Ebenso wie in Tschechien, wurden die Juden im Verlauf nationaler Bestrebungen des 19. Jahrhunderts mit der als "überfremdend" empfundenen "anderen Nation" identifiziert. So galten die oft die kroatische Sprache nicht vollkommen beherrschenden und statt dessen ungarisch sprechenden kroatischen Juden als Ausländer, und wurden im Zusammenhang mit den "Magyarisierungsbestrebungen" der östereichisch-ungarischen Herrschaft gesehen. Um die Jahrhundertwende erschienen in Zagreb Zeitschriften wie Hrvatsko kolo, welche die nun erstarkten antijüdischen Tendenzen formulierten.

Mit Erreichung der nationalen Unabhängigkeit im 1918 proklamierten Königreichs der Serben, Kroaten und Slowenen schwächten sich diese Erscheinungen jedoch nicht ab, sondern intensivierten sich.

Aufgrund der wirtschaftlichen Folgeschäden des Krieges entlud sich die Unzufriedenheit des Volkes in pogromähnlichen Ausschreitungen gegen Juden und deren Besitz in Form von Plünderungen und Zerstörungen ihrer Geschäfte und Häuser.

Es kam zur Vertreibung von Juden, die erst seit kurzer Zeit auf dem Territorium des neuen Staates lebten, und demnach nicht das Recht auf die jugoslawische Staatsbürgerschaft besaßen. Weitere diskriminierende Maßnahmen waren der Ausschluss von den Wahlen zur verfassungsgebenden Versammlung, sowie die Verwehrung des Zugangs von Juden zu diplomatischen Berufen.

Trotz der genannten Diskrimierungen ist das Ausmaß des Antisemitismus in Kroatien im Vergleich zu anderen osteuropäischen Staaten wie Polen oder Russland als eher gering einzustufen. Von einem durchgehend staatlich gelenkten oder parteiprogrammatisch gefordertem Antisemitismus kann nicht ausgegangen werden.

**Aufgabe:** Schreibe den Text über den Antisemitismus in Kroatien im Anschluss an seinen letzten Satz weiter.

**Gelieferte Einträge:**
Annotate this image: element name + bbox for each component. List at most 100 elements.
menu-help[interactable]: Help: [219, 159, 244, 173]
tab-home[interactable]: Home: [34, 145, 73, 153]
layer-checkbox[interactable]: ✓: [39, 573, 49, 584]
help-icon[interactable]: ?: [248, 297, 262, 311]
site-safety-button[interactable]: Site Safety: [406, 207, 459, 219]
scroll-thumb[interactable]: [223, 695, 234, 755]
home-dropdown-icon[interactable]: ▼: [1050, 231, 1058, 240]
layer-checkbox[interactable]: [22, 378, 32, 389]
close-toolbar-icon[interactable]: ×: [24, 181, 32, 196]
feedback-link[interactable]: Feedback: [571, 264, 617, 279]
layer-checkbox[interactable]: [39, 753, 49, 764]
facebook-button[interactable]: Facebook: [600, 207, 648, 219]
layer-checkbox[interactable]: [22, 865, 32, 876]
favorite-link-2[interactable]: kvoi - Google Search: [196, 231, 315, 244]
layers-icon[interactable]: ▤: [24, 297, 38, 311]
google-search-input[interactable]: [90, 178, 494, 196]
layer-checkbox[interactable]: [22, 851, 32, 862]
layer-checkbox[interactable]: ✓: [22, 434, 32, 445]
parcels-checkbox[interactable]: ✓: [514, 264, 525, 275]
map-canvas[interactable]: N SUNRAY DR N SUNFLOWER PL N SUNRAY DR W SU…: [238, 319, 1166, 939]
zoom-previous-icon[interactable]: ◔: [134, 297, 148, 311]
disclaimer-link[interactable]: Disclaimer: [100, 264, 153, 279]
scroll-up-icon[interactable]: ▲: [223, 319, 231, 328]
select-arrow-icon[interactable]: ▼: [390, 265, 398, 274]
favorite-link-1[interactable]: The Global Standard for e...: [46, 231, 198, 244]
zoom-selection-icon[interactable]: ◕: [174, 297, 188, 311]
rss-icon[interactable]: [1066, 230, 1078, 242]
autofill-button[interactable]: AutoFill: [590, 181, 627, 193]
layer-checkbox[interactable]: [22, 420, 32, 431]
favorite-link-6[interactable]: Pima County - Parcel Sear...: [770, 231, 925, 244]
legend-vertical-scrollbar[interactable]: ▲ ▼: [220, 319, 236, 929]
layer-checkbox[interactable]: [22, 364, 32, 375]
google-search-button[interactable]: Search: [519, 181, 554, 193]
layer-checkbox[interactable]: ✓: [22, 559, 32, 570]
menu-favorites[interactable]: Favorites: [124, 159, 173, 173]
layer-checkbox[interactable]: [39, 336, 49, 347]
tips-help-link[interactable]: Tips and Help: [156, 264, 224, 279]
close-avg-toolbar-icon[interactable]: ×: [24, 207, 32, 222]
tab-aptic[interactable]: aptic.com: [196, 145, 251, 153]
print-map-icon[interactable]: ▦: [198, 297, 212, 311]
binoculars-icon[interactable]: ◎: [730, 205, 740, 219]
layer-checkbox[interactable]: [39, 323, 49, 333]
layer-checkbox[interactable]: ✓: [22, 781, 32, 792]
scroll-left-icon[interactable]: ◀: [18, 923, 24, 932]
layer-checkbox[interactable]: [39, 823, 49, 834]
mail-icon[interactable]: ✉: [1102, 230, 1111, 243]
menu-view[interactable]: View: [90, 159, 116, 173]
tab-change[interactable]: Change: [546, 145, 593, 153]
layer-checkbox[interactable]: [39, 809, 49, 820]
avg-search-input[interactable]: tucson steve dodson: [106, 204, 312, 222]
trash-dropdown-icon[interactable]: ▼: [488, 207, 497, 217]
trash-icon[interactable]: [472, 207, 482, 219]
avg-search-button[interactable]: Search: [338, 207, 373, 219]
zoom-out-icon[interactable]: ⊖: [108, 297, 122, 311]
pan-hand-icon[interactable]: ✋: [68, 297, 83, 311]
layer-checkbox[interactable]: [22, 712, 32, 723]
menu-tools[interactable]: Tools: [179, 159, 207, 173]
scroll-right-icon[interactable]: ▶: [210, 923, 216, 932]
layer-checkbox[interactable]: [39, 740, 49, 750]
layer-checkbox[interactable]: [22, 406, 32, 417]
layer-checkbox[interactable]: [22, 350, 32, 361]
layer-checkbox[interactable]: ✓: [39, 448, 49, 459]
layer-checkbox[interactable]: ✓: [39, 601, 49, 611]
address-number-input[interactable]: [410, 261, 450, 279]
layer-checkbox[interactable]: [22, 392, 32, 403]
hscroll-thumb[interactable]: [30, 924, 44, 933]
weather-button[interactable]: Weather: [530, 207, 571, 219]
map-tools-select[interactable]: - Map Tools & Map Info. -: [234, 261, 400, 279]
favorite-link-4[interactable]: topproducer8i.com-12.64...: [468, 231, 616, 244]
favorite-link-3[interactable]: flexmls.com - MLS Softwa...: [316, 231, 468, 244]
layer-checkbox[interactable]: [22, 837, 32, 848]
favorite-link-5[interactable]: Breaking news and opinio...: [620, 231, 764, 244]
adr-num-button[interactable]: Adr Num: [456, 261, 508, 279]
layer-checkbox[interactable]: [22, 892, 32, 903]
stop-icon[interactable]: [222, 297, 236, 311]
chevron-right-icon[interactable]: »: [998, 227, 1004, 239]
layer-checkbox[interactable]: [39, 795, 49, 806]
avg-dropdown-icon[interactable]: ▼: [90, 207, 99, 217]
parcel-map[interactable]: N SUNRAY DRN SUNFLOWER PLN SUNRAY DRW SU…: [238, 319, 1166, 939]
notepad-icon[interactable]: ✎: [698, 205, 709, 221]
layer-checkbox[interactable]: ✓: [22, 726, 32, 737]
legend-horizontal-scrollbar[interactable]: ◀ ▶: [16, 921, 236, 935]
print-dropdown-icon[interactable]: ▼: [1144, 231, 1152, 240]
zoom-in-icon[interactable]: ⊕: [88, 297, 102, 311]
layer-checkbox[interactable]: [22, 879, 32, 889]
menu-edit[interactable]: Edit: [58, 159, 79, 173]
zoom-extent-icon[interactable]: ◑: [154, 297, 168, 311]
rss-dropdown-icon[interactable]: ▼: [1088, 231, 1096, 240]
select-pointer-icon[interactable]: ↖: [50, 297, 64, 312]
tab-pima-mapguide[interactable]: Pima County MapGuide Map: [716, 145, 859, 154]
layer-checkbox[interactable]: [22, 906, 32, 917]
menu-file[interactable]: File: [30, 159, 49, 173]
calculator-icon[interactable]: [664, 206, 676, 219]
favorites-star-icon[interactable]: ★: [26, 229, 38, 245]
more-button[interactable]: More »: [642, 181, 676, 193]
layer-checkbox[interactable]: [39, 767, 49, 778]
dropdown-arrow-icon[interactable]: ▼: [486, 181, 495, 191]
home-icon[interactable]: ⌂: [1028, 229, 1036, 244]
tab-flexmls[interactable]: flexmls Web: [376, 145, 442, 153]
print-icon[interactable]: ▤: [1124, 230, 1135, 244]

**Endergebnis:**
1941 wurde das Land zum deutschen Vasallenstaat (Unabhängiger Staat Kroatien) unter der faschistischen Diktatur der Ustascha-Bewegung Ante Pavelićs, welche die Nürnberger Gesetze übernahm, und Serben, Juden und Roma systematisch verfolgte und ermordete.

Serbien

USA

Die Puritaner hatten als Calvinisten das Alte Testament großgeschrieben. Die Sehnsucht nach freier Religionsausübung war ein Hauptmotiv für ihre Auswanderung in die damals noch britischen Kolonien. Die in der Bill of Rights 1776 verankerte religiöse Toleranz ließ die USA zum idealen Ziel vieler in Europa bedrängter und religiös verfolgter Gruppen, auch der Juden werden.

Bis 1850 lebten nur etwa 60.000 Juden in den USA. Seit den russischen Pogromen von 1881 kamen jährlich 6.000 russische Juden dazu. Bis 1910 stieg die Zahl der amerikanischen Juden so auf insgesamt zwei Millionen. Um 1930 lebten schon über vier Millionen Juden in den USA. Dieser enorme Zuzug führte zu regionalen Spannungen, die 1921 zu einer gesetzlichen Begrenzung der jüdischen Zuwanderung vor allem aus Südosteuropa durch ein Quotensystem führten.

Seit 1879 beeinflussten deutsche und französische antisemitische Schriften die Öffentlichkeit in den USA etwas. Der deutsche Lehrer und Antisemit Hermann Ahlwardt versuchte seit 1896, auch in den USA nach deutschem Vorbild eine antisemitische Partei zu gründen, scheiterte jedoch.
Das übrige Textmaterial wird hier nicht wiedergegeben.